Asthma Home Visit Protocols

The Asthma Alliance of Indianapolis has provided home visits since 2004.  Recently we received grant funding from EPA Region 5.  AAI will be initiating an incentive program for our home visits.  We have vacuums, door mats, buckets, rags, detergent, etc.  Would anyone be willing to share information if you already have a program in place? 


We are working with the Philadelphia Dept of Health on a "Healthy Homes Initiative."  This will involve home visits during which environmental triggers for asthma(mold etc..) will be identified and hopefully addressed.

    We hope to collect baseline data on levels of asthma control prior to the intervention and then assess any changes post intervention.  To those groups that have done these kinds of programs and studies before, any suggestions on what questions we should ask and what outcomes we should measure? 

      Also any advice on dealing with IRB issues would be welcome!

      Thanks in advance for you input.

                    Jerry Goldstein, M.D.

                    St. Christopher's Hospital for Children

For many years our Clean Air for Kids program in Pierce County, WA collected self-reported data from families regarding missed work/school days, change in ER/Urgent care visits, Quality of Life and behavior change.  We saw consistent positive results with these outcomes.  Currently we use the standardized Asthma Control Test at time of visit and again 6-8 weeks post visit.  We are looking at changes in ACT score and hoping for consistent improved scores.  The Asthma Control Test is nice because it is the same one that our local children's hospital uses and families can then compare there scores with that as well.  Healthcare providers are also familiar with it and information with the child's ACT score at time of visit is sent to their primary care provider.

Happy to provide more details- Judy Olsen, EHS and AE-C


The Healthy Neighborhoods Programs of NYS are very proactive regarding in-home asthma outreach.  The 10 programs provide in-home environmental inspections that assist residents in identifying many  risk situations including fire safety,  carbon monoxide poisoning, smoking cessation, air quality and much more.

______

Questions.
1) According to the asthma home visit text, since what year has the Asthma Alliance of Indianapolis provided home visits?
2) Print the asthma home visit text starting at "Jerry Goldstein, M.D." and ending at "primary care provider.".
3) Proceed with the asthma home visit text from the point where it stops.

______

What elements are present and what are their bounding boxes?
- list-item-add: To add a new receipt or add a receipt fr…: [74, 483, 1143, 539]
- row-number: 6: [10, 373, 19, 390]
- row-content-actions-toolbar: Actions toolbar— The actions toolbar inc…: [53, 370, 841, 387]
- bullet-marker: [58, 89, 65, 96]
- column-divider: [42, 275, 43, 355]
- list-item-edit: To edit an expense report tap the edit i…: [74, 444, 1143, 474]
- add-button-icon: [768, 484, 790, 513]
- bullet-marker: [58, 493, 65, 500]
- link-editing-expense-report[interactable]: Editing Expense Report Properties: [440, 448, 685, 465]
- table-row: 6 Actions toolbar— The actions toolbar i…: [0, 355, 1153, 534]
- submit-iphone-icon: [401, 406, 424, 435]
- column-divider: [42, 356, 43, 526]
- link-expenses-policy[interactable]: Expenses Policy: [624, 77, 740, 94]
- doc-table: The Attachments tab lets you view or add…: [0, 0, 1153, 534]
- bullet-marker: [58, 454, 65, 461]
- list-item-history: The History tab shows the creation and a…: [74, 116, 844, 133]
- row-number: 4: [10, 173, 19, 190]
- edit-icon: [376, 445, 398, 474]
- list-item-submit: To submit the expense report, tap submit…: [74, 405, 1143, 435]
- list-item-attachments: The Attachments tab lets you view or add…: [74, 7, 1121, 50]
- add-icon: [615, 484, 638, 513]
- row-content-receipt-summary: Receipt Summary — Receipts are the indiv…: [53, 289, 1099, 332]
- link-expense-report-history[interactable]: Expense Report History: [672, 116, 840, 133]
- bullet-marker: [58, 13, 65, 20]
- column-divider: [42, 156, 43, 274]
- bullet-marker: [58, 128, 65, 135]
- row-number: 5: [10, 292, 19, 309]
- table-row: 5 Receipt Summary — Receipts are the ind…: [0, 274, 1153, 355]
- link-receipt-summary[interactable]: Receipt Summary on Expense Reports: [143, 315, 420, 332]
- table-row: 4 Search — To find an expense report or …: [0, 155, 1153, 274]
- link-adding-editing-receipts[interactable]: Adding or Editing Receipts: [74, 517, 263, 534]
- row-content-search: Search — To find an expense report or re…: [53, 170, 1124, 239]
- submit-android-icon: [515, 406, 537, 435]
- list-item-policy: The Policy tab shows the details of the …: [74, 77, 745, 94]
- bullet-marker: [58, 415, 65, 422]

______

Answers for the exercise.
1) Since 2004.

2)
Jerry Goldstein, M.D.

                    St. Christopher's Hospital for Children

For many years our Clean Air for Kids program in Pierce County, WA collected self-reported data from families regarding missed work/school days, change in ER/Urgent care visits, Quality of Life and behavior change.  We saw consistent positive results with these outcomes.  Currently we use the standardized Asthma Control Test at time of visit and again 6-8 weeks post visit.  We are looking at changes in ACT score and hoping for consistent improved scores.  The Asthma Control Test is nice because it is the same one that our local children's hospital uses and families can then compare there scores with that as well.  Healthcare providers are also familiar with it and information with the child's ACT score at time of visit is sent to their primary care provider.

3)
We take note of how many asthmatics are in a home and ask questions regarding the home environment (mice, rats, roaches, mold, pets, sleep in room with pets?) and we ask about the asthmatic's recent history of attacks in the last three months, dr. visits in that time period due to asthma, hospitalizations, ER visits, days of school or work missed and family days of school/work missed in that time period.  We ask about whether or not the astmatic is a smoker or lives with a smoker who smokes in the home.  Questions are asked about whether or not the asthmatic has a physician and healh insurance.  Does this person have: quick relief meds, a controller med, how many times used last week, is ashtma controlled?, use a peak flow meter? has a written plan?, knows early warning signs of attack, knows triggers, knows how to reduce triggers, etc.

Our Niagara County program provides asthmatics with dust mite barrier bedding that we receive from one of our community partners.

This program has been successful in reducing asthma attacks.  The 10 HNPs in NYS just received the EPA National Leadership Award in Asthma Management for 2011.  When revisits are done 1 year and 2 years later, the numbers of attacks, ER & hospital visits, and days missed are less and most of the asthmatics by then have a doctor, a plan and controller meds.  It is very encouraging.

Feel free to contact me for more information.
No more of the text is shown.